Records
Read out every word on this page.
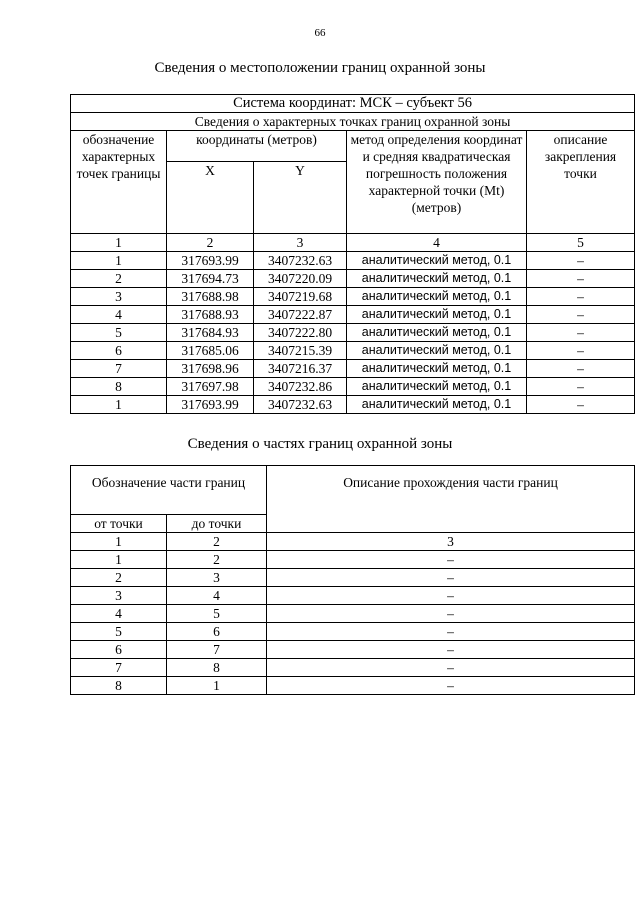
66
Сведения о местоположении границ охранной зоны
Система координат: МСК – субъект 56				
Сведения о характерных точках границ охранной зоны				
обозначение характерных точек границы	координаты (метров)		метод определения координат и средняя квадратическая погрешность положения характерной точки (Mt) (метров)	описание закрепления точки
	X	Y		
1	2	3	4	5
1	317693.99	3407232.63	аналитический метод, 0.1	–
2	317694.73	3407220.09	аналитический метод, 0.1	–
3	317688.98	3407219.68	аналитический метод, 0.1	–
4	317688.93	3407222.87	аналитический метод, 0.1	–
5	317684.93	3407222.80	аналитический метод, 0.1	–
6	317685.06	3407215.39	аналитический метод, 0.1	–
7	317698.96	3407216.37	аналитический метод, 0.1	–
8	317697.98	3407232.86	аналитический метод, 0.1	–
1	317693.99	3407232.63	аналитический метод, 0.1	–
Сведения о частях границ охранной зоны
Обозначение части границ		Описание прохождения части границ
от точки	до точки	
1	2	3
1	2	–
2	3	–
3	4	–
4	5	–
5	6	–
6	7	–
7	8	–
8	1	–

◆ Task to complete: Copy every entry exactly as written. Pictures are excluded.

◆ Reply:
Read out every word on this page.
66
Сведения о местоположении границ охранной зоны
Система координат: МСК – субъект 56				
Сведения о характерных точках границ охранной зоны				
обозначение характерных точек границы	координаты (метров)		метод определения координат и средняя квадратическая погрешность положения характерной точки (Mt) (метров)	описание закрепления точки
	X	Y		
1	2	3	4	5
1	317693.99	3407232.63	аналитический метод, 0.1	–
2	317694.73	3407220.09	аналитический метод, 0.1	–
3	317688.98	3407219.68	аналитический метод, 0.1	–
4	317688.93	3407222.87	аналитический метод, 0.1	–
5	317684.93	3407222.80	аналитический метод, 0.1	–
6	317685.06	3407215.39	аналитический метод, 0.1	–
7	317698.96	3407216.37	аналитический метод, 0.1	–
8	317697.98	3407232.86	аналитический метод, 0.1	–
1	317693.99	3407232.63	аналитический метод, 0.1	–
Сведения о частях границ охранной зоны
Обозначение части границ		Описание прохождения части границ
от точки	до точки	
1	2	3
1	2	–
2	3	–
3	4	–
4	5	–
5	6	–
6	7	–
7	8	–
8	1	–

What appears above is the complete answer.